> A block of data:

──────────

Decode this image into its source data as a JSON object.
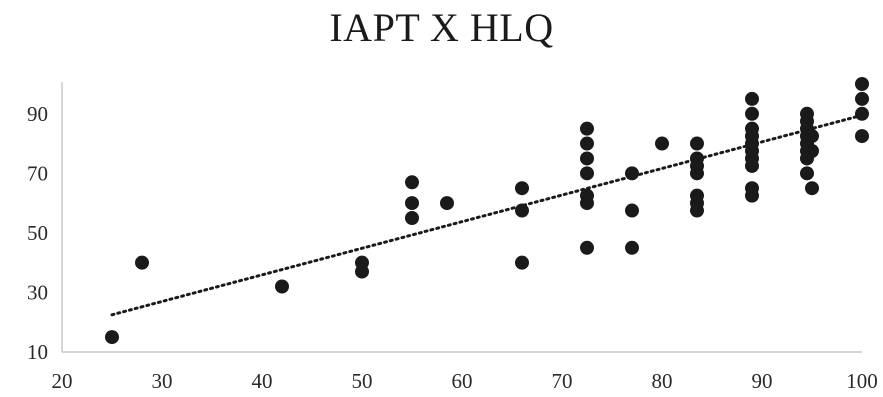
{
  "chart_data": {
    "type": "scatter",
    "title": "IAPT X HLQ",
    "xlabel": "",
    "ylabel": "",
    "xlim": [
      20,
      100
    ],
    "ylim": [
      10,
      100
    ],
    "x_ticks": [
      20,
      30,
      40,
      50,
      60,
      70,
      80,
      90,
      100
    ],
    "y_ticks": [
      10,
      30,
      50,
      70,
      90
    ],
    "grid": false,
    "trendline": {
      "type": "linear",
      "style": "dotted",
      "x": [
        25,
        100
      ],
      "y": [
        22.5,
        89.5
      ]
    },
    "marker_color": "#1a1a1a",
    "series": [
      {
        "points": [
          [
            25,
            15
          ],
          [
            28,
            40
          ],
          [
            42,
            32
          ],
          [
            50,
            37
          ],
          [
            50,
            40
          ],
          [
            55,
            55
          ],
          [
            55,
            60
          ],
          [
            55,
            67
          ],
          [
            58.5,
            60
          ],
          [
            66,
            40
          ],
          [
            66,
            57.5
          ],
          [
            66,
            65
          ],
          [
            72.5,
            45
          ],
          [
            72.5,
            60
          ],
          [
            72.5,
            62.5
          ],
          [
            72.5,
            70
          ],
          [
            72.5,
            75
          ],
          [
            72.5,
            80
          ],
          [
            72.5,
            85
          ],
          [
            77,
            45
          ],
          [
            77,
            57.5
          ],
          [
            77,
            70
          ],
          [
            80,
            80
          ],
          [
            83.5,
            57.5
          ],
          [
            83.5,
            60
          ],
          [
            83.5,
            62.5
          ],
          [
            83.5,
            70
          ],
          [
            83.5,
            72.5
          ],
          [
            83.5,
            75
          ],
          [
            83.5,
            80
          ],
          [
            89,
            62.5
          ],
          [
            89,
            65
          ],
          [
            89,
            72.5
          ],
          [
            89,
            75
          ],
          [
            89,
            77.5
          ],
          [
            89,
            80
          ],
          [
            89,
            82.5
          ],
          [
            89,
            85
          ],
          [
            89,
            90
          ],
          [
            89,
            95
          ],
          [
            94.5,
            70
          ],
          [
            94.5,
            75
          ],
          [
            94.5,
            77.5
          ],
          [
            94.5,
            80
          ],
          [
            94.5,
            82.5
          ],
          [
            94.5,
            85
          ],
          [
            94.5,
            87.5
          ],
          [
            94.5,
            90
          ],
          [
            95,
            65
          ],
          [
            95,
            77.5
          ],
          [
            95,
            82.5
          ],
          [
            100,
            82.5
          ],
          [
            100,
            90
          ],
          [
            100,
            95
          ],
          [
            100,
            100
          ]
        ]
      }
    ]
  }
}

──────────

> Problem details: Reproduce each entry verbatim, excluding any embedded images.

> The response:
Decode this image into its source data as a JSON object.
{
  "chart_data": {
    "type": "scatter",
    "title": "IAPT X HLQ",
    "xlabel": "",
    "ylabel": "",
    "xlim": [
      20,
      100
    ],
    "ylim": [
      10,
      100
    ],
    "x_ticks": [
      20,
      30,
      40,
      50,
      60,
      70,
      80,
      90,
      100
    ],
    "y_ticks": [
      10,
      30,
      50,
      70,
      90
    ],
    "grid": false,
    "trendline": {
      "type": "linear",
      "style": "dotted",
      "x": [
        25,
        100
      ],
      "y": [
        22.5,
        89.5
      ]
    },
    "marker_color": "#1a1a1a",
    "series": [
      {
        "points": [
          [
            25,
            15
          ],
          [
            28,
            40
          ],
          [
            42,
            32
          ],
          [
            50,
            37
          ],
          [
            50,
            40
          ],
          [
            55,
            55
          ],
          [
            55,
            60
          ],
          [
            55,
            67
          ],
          [
            58.5,
            60
          ],
          [
            66,
            40
          ],
          [
            66,
            57.5
          ],
          [
            66,
            65
          ],
          [
            72.5,
            45
          ],
          [
            72.5,
            60
          ],
          [
            72.5,
            62.5
          ],
          [
            72.5,
            70
          ],
          [
            72.5,
            75
          ],
          [
            72.5,
            80
          ],
          [
            72.5,
            85
          ],
          [
            77,
            45
          ],
          [
            77,
            57.5
          ],
          [
            77,
            70
          ],
          [
            80,
            80
          ],
          [
            83.5,
            57.5
          ],
          [
            83.5,
            60
          ],
          [
            83.5,
            62.5
          ],
          [
            83.5,
            70
          ],
          [
            83.5,
            72.5
          ],
          [
            83.5,
            75
          ],
          [
            83.5,
            80
          ],
          [
            89,
            62.5
          ],
          [
            89,
            65
          ],
          [
            89,
            72.5
          ],
          [
            89,
            75
          ],
          [
            89,
            77.5
          ],
          [
            89,
            80
          ],
          [
            89,
            82.5
          ],
          [
            89,
            85
          ],
          [
            89,
            90
          ],
          [
            89,
            95
          ],
          [
            94.5,
            70
          ],
          [
            94.5,
            75
          ],
          [
            94.5,
            77.5
          ],
          [
            94.5,
            80
          ],
          [
            94.5,
            82.5
          ],
          [
            94.5,
            85
          ],
          [
            94.5,
            87.5
          ],
          [
            94.5,
            90
          ],
          [
            95,
            65
          ],
          [
            95,
            77.5
          ],
          [
            95,
            82.5
          ],
          [
            100,
            82.5
          ],
          [
            100,
            90
          ],
          [
            100,
            95
          ],
          [
            100,
            100
          ]
        ]
      }
    ]
  }
}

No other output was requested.